Records supplied:
>> Start
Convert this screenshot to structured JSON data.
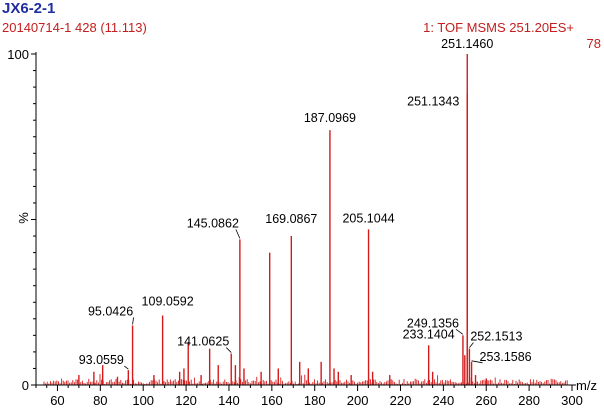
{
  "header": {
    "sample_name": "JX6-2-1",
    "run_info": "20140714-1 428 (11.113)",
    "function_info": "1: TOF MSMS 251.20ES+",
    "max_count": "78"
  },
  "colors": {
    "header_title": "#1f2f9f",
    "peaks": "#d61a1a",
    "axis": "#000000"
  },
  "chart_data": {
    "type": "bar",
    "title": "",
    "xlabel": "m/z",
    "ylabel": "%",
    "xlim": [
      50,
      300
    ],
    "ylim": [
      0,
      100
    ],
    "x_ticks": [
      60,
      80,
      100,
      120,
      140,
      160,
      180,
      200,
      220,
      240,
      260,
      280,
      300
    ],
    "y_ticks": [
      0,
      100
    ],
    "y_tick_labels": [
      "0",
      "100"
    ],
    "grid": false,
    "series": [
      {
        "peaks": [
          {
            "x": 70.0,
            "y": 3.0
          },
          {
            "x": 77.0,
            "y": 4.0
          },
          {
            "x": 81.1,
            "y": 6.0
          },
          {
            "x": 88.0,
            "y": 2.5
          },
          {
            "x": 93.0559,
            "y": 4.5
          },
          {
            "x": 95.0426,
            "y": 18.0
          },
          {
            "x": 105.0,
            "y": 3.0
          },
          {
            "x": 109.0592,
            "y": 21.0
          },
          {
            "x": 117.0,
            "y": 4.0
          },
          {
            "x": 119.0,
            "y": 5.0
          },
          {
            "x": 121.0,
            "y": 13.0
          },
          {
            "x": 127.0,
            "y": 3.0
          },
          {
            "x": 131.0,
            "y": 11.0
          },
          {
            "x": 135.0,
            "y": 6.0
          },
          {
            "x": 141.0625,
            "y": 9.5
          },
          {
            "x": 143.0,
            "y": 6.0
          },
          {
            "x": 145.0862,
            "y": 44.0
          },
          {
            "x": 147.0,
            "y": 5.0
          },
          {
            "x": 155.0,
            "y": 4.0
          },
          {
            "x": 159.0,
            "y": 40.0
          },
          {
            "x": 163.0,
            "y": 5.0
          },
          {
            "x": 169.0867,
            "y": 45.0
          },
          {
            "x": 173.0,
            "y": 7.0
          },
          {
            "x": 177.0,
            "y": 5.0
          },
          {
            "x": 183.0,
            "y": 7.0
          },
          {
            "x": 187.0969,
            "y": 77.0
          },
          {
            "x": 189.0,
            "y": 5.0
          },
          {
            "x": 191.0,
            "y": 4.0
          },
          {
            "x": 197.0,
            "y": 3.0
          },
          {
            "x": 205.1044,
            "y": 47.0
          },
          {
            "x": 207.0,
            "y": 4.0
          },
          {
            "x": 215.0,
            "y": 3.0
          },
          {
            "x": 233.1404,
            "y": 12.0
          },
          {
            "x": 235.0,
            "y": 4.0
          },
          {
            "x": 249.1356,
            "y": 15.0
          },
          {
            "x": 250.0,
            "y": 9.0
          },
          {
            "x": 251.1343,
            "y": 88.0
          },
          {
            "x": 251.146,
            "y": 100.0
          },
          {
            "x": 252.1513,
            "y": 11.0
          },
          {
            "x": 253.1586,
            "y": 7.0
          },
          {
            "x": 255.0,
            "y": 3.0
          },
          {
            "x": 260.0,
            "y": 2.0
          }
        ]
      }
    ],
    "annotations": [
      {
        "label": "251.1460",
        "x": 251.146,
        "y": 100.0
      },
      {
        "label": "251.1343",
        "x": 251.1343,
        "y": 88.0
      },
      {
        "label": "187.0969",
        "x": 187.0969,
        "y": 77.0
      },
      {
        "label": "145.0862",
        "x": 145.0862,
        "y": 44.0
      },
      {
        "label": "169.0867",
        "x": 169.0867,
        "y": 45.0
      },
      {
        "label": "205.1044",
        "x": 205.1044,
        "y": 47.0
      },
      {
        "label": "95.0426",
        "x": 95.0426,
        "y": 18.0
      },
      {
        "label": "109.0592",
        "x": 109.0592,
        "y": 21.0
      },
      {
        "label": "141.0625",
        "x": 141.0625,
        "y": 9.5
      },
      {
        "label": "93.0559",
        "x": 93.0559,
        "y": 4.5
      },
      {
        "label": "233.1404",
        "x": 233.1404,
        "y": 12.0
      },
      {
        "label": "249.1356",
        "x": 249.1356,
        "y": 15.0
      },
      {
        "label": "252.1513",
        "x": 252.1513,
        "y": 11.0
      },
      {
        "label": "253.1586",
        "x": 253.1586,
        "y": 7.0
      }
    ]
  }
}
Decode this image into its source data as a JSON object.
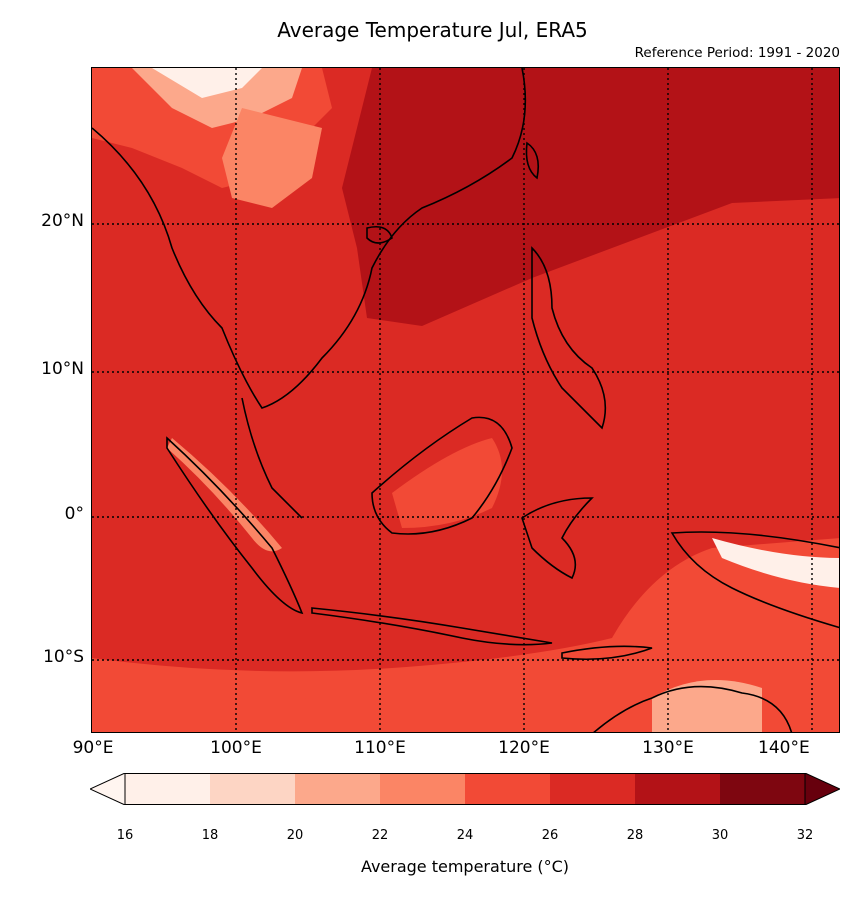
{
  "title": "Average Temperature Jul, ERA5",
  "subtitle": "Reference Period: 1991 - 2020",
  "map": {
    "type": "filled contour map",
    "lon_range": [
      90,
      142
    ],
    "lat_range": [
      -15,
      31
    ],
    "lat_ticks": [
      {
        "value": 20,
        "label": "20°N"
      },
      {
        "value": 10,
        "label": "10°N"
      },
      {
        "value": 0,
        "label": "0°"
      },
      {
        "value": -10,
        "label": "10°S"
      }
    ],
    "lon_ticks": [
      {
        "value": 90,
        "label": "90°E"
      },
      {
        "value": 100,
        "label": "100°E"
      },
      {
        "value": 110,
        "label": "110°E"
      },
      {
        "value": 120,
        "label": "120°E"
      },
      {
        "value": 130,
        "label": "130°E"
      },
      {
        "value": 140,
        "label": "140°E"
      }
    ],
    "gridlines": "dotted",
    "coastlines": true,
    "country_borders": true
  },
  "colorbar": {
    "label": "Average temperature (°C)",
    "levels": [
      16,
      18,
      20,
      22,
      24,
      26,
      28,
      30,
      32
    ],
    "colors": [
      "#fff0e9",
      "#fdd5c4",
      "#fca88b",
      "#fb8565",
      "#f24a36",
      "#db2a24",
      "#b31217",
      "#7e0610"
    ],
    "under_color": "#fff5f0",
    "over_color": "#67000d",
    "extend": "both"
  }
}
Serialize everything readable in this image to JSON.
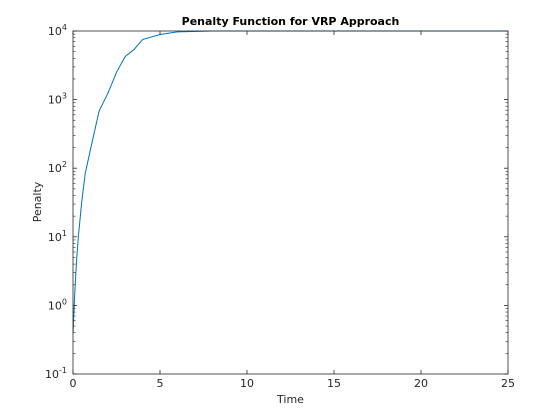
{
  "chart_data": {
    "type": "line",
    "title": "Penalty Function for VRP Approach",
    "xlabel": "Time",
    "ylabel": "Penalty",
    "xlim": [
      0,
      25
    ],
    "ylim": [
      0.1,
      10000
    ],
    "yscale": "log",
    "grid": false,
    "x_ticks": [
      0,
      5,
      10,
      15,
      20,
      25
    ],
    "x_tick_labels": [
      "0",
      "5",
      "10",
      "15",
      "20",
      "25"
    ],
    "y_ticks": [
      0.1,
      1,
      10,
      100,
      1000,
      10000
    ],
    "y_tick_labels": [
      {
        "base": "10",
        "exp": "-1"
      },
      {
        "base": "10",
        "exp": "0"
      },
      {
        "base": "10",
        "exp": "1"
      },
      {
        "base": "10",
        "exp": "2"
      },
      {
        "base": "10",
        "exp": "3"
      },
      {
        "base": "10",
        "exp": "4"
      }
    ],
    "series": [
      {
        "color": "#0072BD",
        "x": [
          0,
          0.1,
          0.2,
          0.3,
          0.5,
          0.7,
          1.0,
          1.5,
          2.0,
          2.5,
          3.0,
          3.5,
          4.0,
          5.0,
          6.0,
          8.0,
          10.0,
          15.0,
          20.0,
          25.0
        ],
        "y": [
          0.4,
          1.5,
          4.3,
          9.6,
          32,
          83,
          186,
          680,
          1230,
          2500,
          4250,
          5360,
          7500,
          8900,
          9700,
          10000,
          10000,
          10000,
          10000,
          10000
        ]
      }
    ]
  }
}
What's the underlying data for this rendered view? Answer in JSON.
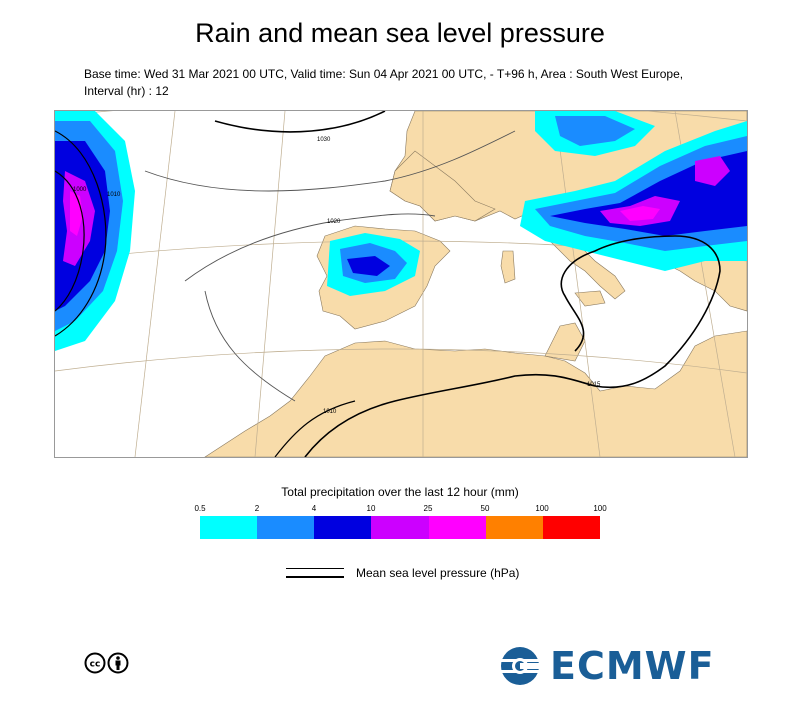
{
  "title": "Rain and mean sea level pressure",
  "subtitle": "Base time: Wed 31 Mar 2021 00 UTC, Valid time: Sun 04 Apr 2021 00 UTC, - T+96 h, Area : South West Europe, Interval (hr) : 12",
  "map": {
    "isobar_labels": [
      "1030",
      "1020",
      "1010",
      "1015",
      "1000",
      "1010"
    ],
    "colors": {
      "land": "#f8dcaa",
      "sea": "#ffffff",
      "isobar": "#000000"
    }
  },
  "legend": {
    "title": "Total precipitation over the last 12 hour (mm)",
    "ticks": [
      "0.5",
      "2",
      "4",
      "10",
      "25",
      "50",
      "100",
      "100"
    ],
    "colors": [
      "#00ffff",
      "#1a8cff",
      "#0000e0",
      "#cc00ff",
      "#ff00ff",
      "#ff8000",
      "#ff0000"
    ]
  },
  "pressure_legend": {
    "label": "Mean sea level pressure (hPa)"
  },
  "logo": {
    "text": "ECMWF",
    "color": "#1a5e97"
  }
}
>> End
Goal: Copy each line of the preceding data that contains the string "subtitle".

Full solution:
  "subtitle": "Reference Period: 1991 - 2020",
  "subtitle": "Base time: Wed 31 Mar 2021 00 UTC, Valid time: Sun 04 Apr 2021 00 UTC, - T+96 h, Area : South West Europe, Interval (hr) : 12",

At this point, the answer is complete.